What you need to do. Write out exactly the lines from the one containing "Type out the text in this image." through the last line of the records below, including both.
** begin Data records **
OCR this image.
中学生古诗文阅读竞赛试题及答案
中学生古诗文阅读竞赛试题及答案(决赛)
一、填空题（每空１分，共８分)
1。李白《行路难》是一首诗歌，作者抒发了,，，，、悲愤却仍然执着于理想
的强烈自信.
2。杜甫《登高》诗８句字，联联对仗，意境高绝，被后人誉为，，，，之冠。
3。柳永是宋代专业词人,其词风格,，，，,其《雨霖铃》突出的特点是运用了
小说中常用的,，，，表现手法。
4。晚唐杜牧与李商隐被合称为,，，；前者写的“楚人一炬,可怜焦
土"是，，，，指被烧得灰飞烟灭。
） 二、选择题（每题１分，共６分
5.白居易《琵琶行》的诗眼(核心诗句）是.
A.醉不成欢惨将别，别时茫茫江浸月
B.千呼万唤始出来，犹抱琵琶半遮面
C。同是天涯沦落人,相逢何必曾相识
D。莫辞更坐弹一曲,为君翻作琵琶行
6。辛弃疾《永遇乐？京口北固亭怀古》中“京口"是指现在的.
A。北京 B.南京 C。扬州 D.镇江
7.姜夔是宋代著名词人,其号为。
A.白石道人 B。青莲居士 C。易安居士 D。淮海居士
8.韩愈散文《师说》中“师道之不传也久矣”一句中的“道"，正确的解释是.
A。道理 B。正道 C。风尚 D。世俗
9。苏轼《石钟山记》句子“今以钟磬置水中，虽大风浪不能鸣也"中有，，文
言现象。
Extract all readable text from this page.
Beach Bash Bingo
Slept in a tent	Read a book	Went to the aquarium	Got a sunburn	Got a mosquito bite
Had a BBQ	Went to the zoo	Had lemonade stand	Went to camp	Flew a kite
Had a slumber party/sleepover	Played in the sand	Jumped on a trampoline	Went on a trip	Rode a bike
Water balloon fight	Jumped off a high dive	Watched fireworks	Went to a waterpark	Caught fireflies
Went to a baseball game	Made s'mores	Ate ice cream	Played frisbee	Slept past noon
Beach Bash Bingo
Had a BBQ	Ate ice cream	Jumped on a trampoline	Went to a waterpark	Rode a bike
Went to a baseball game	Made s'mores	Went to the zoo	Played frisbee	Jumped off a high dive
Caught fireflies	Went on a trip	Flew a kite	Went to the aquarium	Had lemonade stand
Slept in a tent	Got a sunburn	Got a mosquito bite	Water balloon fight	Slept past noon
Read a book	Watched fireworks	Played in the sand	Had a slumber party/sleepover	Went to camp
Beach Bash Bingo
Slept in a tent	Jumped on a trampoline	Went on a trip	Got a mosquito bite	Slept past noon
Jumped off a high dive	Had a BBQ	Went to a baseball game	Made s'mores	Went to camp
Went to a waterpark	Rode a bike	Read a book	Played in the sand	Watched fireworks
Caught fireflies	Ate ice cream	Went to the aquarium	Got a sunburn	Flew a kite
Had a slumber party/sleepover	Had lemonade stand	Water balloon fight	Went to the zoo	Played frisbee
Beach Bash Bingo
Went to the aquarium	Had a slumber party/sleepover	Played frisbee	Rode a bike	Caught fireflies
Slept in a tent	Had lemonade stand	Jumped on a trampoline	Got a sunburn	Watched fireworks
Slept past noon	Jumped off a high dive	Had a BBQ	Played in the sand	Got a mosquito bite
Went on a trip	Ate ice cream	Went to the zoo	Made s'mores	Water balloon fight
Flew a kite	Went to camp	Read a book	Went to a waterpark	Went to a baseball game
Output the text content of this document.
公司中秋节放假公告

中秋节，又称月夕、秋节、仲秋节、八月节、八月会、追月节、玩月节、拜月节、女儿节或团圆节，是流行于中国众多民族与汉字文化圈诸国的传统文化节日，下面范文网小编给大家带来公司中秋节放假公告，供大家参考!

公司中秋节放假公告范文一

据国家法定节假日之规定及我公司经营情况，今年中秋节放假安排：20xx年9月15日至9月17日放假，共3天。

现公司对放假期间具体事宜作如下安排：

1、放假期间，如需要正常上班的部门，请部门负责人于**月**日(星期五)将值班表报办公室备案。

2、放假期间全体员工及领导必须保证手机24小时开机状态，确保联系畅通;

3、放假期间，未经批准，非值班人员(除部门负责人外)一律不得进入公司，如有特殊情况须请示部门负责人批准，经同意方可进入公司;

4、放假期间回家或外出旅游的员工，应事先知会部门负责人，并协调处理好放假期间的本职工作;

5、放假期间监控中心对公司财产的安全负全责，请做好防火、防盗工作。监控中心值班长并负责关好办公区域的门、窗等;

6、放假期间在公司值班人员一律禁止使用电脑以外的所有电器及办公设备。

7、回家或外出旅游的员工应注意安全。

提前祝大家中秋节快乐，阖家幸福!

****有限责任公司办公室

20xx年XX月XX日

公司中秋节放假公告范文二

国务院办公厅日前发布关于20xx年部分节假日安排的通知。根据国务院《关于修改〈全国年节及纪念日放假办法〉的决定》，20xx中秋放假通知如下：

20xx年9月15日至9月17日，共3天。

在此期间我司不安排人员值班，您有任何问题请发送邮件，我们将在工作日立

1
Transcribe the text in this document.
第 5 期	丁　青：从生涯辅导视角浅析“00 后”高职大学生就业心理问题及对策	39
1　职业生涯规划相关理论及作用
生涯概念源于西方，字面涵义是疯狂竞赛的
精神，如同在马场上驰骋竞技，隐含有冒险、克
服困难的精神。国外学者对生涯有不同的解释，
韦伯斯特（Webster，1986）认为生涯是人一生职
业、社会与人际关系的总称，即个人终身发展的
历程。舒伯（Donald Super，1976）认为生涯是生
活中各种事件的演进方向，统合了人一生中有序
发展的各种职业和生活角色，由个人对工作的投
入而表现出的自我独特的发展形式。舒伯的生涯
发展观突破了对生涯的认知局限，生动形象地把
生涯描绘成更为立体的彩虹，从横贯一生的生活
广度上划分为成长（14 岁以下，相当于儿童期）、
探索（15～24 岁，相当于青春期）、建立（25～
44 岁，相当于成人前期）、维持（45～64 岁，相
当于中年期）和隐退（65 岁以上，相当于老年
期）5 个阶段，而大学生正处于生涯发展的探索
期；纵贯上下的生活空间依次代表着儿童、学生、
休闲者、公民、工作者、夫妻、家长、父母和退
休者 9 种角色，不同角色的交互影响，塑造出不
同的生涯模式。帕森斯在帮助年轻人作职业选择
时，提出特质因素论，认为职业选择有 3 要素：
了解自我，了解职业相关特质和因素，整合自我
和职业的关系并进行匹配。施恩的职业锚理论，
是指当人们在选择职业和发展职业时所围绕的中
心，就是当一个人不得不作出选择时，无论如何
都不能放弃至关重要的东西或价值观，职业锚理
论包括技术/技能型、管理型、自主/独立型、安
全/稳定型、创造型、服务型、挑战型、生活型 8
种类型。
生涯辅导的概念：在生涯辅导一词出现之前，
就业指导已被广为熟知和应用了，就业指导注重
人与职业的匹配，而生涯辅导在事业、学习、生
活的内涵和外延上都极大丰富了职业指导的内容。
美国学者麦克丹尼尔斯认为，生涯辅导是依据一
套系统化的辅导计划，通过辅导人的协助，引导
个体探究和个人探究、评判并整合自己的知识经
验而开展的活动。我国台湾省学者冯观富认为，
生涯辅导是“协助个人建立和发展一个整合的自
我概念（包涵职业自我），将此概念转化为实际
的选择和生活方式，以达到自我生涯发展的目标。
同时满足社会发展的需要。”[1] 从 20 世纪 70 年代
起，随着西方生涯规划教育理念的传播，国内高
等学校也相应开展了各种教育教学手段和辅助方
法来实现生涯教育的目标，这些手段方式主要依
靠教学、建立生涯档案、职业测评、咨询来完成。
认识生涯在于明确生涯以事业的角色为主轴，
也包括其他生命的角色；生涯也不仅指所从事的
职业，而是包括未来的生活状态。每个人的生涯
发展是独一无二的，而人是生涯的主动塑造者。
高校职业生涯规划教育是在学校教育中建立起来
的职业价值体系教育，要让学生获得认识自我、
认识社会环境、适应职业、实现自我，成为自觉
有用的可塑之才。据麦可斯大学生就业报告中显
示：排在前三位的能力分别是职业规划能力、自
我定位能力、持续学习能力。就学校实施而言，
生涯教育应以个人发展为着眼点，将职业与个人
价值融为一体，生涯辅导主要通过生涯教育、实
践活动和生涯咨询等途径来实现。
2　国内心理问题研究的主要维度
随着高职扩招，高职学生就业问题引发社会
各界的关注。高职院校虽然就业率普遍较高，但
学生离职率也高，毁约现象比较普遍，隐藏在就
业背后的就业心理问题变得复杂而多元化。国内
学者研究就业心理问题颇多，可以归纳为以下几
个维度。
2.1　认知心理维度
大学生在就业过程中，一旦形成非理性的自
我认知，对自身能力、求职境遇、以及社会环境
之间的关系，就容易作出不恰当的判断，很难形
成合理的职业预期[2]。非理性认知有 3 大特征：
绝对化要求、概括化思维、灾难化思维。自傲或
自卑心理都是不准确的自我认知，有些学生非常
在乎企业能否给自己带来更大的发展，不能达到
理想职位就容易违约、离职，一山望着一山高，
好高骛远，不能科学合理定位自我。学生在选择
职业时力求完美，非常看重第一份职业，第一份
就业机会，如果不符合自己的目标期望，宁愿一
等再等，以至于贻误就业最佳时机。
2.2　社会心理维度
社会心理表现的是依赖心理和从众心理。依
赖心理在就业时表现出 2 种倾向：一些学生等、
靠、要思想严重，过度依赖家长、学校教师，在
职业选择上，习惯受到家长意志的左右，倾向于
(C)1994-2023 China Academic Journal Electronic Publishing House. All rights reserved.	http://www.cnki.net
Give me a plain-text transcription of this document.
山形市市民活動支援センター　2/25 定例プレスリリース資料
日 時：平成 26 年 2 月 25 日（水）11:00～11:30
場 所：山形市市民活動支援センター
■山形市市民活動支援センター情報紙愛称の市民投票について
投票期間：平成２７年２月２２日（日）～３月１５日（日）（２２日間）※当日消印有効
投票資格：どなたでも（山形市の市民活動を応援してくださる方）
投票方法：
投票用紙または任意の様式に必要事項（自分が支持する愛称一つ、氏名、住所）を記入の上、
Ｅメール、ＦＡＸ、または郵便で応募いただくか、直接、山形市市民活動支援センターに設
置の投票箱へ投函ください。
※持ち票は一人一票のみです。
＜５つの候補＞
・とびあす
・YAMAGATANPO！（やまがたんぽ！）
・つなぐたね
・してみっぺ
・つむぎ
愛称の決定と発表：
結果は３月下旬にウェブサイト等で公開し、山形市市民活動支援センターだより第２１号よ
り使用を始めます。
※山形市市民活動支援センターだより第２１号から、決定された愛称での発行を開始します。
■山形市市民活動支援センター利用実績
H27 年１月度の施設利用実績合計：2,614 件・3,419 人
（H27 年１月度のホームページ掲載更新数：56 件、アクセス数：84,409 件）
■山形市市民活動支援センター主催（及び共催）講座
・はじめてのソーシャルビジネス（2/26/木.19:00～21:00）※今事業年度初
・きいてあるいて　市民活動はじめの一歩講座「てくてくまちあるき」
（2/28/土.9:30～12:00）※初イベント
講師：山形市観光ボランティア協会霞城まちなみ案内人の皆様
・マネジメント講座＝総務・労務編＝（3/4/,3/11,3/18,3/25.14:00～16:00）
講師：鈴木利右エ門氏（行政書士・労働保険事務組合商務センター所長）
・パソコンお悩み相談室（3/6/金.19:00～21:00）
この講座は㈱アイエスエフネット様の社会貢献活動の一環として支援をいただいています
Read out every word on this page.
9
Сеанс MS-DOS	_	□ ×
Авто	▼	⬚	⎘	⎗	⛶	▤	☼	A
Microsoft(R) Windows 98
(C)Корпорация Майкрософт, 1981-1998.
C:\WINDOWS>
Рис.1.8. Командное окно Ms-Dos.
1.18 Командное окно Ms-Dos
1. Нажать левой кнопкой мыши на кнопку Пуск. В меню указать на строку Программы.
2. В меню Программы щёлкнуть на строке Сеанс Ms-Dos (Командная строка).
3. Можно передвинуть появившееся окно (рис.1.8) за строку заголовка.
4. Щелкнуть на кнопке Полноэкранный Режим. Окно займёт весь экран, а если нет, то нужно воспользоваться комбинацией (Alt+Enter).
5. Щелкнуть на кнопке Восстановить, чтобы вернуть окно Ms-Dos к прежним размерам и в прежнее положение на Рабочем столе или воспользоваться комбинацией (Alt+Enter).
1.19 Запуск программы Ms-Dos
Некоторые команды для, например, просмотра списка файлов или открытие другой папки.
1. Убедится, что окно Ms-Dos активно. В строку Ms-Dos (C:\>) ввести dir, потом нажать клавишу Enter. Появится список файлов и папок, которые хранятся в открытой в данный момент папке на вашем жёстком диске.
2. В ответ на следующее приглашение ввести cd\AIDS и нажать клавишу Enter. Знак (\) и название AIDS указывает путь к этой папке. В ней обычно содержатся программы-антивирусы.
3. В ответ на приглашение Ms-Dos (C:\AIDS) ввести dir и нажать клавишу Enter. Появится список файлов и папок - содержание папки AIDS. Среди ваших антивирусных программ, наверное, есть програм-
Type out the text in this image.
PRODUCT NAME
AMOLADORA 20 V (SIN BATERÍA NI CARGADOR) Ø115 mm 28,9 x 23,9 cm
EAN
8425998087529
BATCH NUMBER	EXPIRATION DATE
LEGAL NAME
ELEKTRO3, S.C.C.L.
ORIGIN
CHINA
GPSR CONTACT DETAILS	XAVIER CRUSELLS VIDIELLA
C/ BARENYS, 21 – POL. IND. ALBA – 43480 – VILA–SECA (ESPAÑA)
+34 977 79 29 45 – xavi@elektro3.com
** end Data records **
Expected answer.
Type out the text in this image.
PRODUCT NAME
AMOLADORA 20 V (SIN BATERÍA NI CARGADOR) Ø115 mm 28,9 x 23,9 cm
EAN
8425998087529
BATCH NUMBER	EXPIRATION DATE
LEGAL NAME
ELEKTRO3, S.C.C.L.
ORIGIN
CHINA
GPSR CONTACT DETAILS	XAVIER CRUSELLS VIDIELLA
C/ BARENYS, 21 – POL. IND. ALBA – 43480 – VILA–SECA (ESPAÑA)
+34 977 79 29 45 – xavi@elektro3.com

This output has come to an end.